» Assignment:
Repeat all the records exactly, omitting pictures.

» Dataset records:

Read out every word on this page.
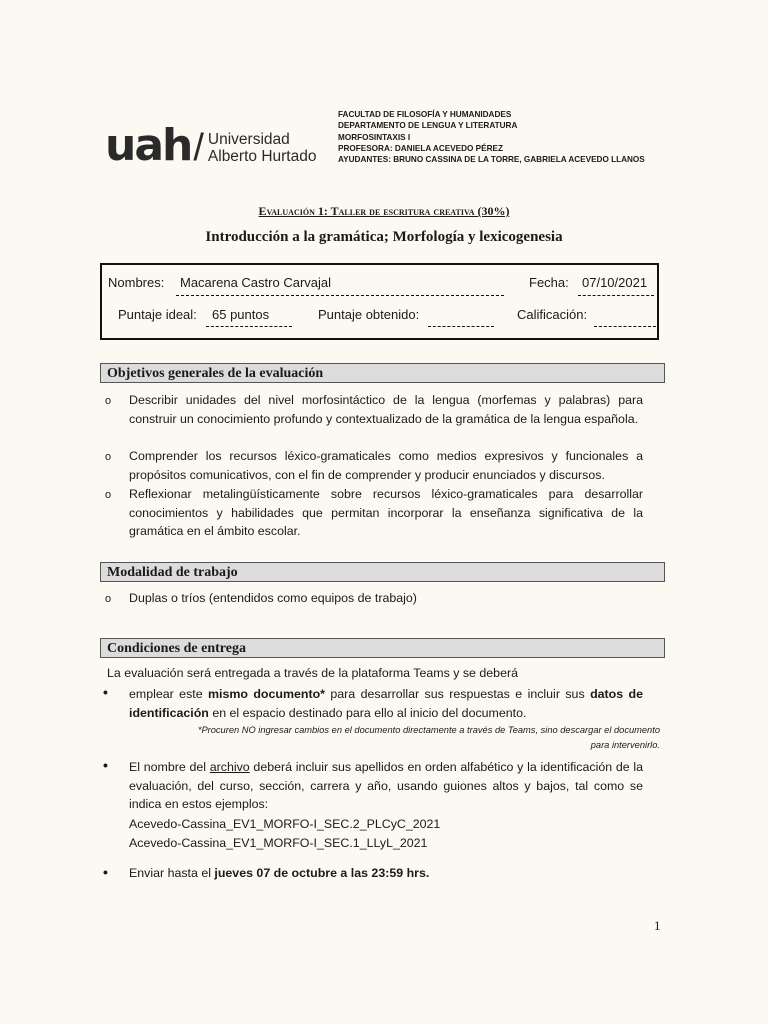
uah / Universidad
Alberto Hurtado
FACULTAD DE FILOSOFÍA Y HUMANIDADES
DEPARTAMENTO DE LENGUA Y LITERATURA
MORFOSINTAXIS I
PROFESORA: DANIELA ACEVEDO PÉREZ
AYUDANTES: BRUNO CASSINA DE LA TORRE, GABRIELA ACEVEDO LLANOS
Evaluación 1: Taller de escritura creativa (30%)
Introducción a la gramática; Morfología y lexicogenesia
Nombres: Macarena Castro Carvajal	Fecha: 07/10/2021
Puntaje ideal: 65 puntos	Puntaje obtenido:	Calificación:
Objetivos generales de la evaluación
o Describir unidades del nivel morfosintáctico de la lengua (morfemas y palabras) para construir un conocimiento profundo y contextualizado de la gramática de la lengua española.
o Comprender los recursos léxico-gramaticales como medios expresivos y funcionales a propósitos comunicativos, con el fin de comprender y producir enunciados y discursos.
o Reflexionar metalingüísticamente sobre recursos léxico-gramaticales para desarrollar conocimientos y habilidades que permitan incorporar la enseñanza significativa de la gramática en el ámbito escolar.
Modalidad de trabajo
o Duplas o tríos (entendidos como equipos de trabajo)
Condiciones de entrega
La evaluación será entregada a través de la plataforma Teams y se deberá
• emplear este mismo documento* para desarrollar sus respuestas e incluir sus datos de identificación en el espacio destinado para ello al inicio del documento.
*Procuren NO ingresar cambios en el documento directamente a través de Teams, sino descargar el documento
para intervenirlo.
• El nombre del archivo deberá incluir sus apellidos en orden alfabético y la identificación de la evaluación, del curso, sección, carrera y año, usando guiones altos y bajos, tal como se indica en estos ejemplos:
Acevedo-Cassina_EV1_MORFO-I_SEC.2_PLCyC_2021
Acevedo-Cassina_EV1_MORFO-I_SEC.1_LLyL_2021
• Enviar hasta el jueves 07 de octubre a las 23:59 hrs.
1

» Answer box:
Read out every word on this page.
uah / Universidad
Alberto Hurtado
FACULTAD DE FILOSOFÍA Y HUMANIDADES
DEPARTAMENTO DE LENGUA Y LITERATURA
MORFOSINTAXIS I
PROFESORA: DANIELA ACEVEDO PÉREZ
AYUDANTES: BRUNO CASSINA DE LA TORRE, GABRIELA ACEVEDO LLANOS
Evaluación 1: Taller de escritura creativa (30%)
Introducción a la gramática; Morfología y lexicogenesia
Nombres: Macarena Castro Carvajal	Fecha: 07/10/2021
Puntaje ideal: 65 puntos	Puntaje obtenido:	Calificación:
Objetivos generales de la evaluación
o Describir unidades del nivel morfosintáctico de la lengua (morfemas y palabras) para construir un conocimiento profundo y contextualizado de la gramática de la lengua española.
o Comprender los recursos léxico-gramaticales como medios expresivos y funcionales a propósitos comunicativos, con el fin de comprender y producir enunciados y discursos.
o Reflexionar metalingüísticamente sobre recursos léxico-gramaticales para desarrollar conocimientos y habilidades que permitan incorporar la enseñanza significativa de la gramática en el ámbito escolar.
Modalidad de trabajo
o Duplas o tríos (entendidos como equipos de trabajo)
Condiciones de entrega
La evaluación será entregada a través de la plataforma Teams y se deberá
• emplear este mismo documento* para desarrollar sus respuestas e incluir sus datos de identificación en el espacio destinado para ello al inicio del documento.
*Procuren NO ingresar cambios en el documento directamente a través de Teams, sino descargar el documento
para intervenirlo.
• El nombre del archivo deberá incluir sus apellidos en orden alfabético y la identificación de la evaluación, del curso, sección, carrera y año, usando guiones altos y bajos, tal como se indica en estos ejemplos:
Acevedo-Cassina_EV1_MORFO-I_SEC.2_PLCyC_2021
Acevedo-Cassina_EV1_MORFO-I_SEC.1_LLyL_2021
• Enviar hasta el jueves 07 de octubre a las 23:59 hrs.
1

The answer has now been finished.